── Input data
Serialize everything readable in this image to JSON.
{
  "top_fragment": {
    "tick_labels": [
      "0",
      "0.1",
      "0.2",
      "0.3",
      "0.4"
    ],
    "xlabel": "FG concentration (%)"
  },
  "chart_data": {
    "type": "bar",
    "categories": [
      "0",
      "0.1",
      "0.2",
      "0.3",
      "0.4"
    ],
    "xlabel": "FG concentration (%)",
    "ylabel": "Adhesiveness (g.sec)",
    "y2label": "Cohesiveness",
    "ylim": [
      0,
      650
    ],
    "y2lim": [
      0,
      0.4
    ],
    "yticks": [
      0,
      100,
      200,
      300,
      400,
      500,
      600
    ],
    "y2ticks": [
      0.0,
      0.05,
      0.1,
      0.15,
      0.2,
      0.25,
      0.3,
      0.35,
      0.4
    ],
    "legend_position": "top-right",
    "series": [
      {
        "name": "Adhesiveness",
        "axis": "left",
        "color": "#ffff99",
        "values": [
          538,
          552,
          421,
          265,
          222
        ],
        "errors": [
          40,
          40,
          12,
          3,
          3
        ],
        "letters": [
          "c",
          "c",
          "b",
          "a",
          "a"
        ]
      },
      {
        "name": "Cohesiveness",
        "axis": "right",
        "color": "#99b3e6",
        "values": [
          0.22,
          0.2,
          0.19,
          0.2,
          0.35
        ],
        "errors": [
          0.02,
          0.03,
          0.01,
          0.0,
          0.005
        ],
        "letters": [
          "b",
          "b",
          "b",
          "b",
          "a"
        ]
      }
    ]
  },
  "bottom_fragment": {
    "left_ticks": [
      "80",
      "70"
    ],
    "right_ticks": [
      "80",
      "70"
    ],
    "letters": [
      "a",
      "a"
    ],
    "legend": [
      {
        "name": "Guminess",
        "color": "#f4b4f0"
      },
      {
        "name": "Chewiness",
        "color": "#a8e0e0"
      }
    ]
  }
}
────
# [Given exercise]
All of the data must be returned exactly.

# [Answer below]
Serialize everything readable in this image to JSON.
{
  "top_fragment": {
    "tick_labels": [
      "0",
      "0.1",
      "0.2",
      "0.3",
      "0.4"
    ],
    "xlabel": "FG concentration (%)"
  },
  "chart_data": {
    "type": "bar",
    "categories": [
      "0",
      "0.1",
      "0.2",
      "0.3",
      "0.4"
    ],
    "xlabel": "FG concentration (%)",
    "ylabel": "Adhesiveness (g.sec)",
    "y2label": "Cohesiveness",
    "ylim": [
      0,
      650
    ],
    "y2lim": [
      0,
      0.4
    ],
    "yticks": [
      0,
      100,
      200,
      300,
      400,
      500,
      600
    ],
    "y2ticks": [
      0.0,
      0.05,
      0.1,
      0.15,
      0.2,
      0.25,
      0.3,
      0.35,
      0.4
    ],
    "legend_position": "top-right",
    "series": [
      {
        "name": "Adhesiveness",
        "axis": "left",
        "color": "#ffff99",
        "values": [
          538,
          552,
          421,
          265,
          222
        ],
        "errors": [
          40,
          40,
          12,
          3,
          3
        ],
        "letters": [
          "c",
          "c",
          "b",
          "a",
          "a"
        ]
      },
      {
        "name": "Cohesiveness",
        "axis": "right",
        "color": "#99b3e6",
        "values": [
          0.22,
          0.2,
          0.19,
          0.2,
          0.35
        ],
        "errors": [
          0.02,
          0.03,
          0.01,
          0.0,
          0.005
        ],
        "letters": [
          "b",
          "b",
          "b",
          "b",
          "a"
        ]
      }
    ]
  },
  "bottom_fragment": {
    "left_ticks": [
      "80",
      "70"
    ],
    "right_ticks": [
      "80",
      "70"
    ],
    "letters": [
      "a",
      "a"
    ],
    "legend": [
      {
        "name": "Guminess",
        "color": "#f4b4f0"
      },
      {
        "name": "Chewiness",
        "color": "#a8e0e0"
      }
    ]
  }
}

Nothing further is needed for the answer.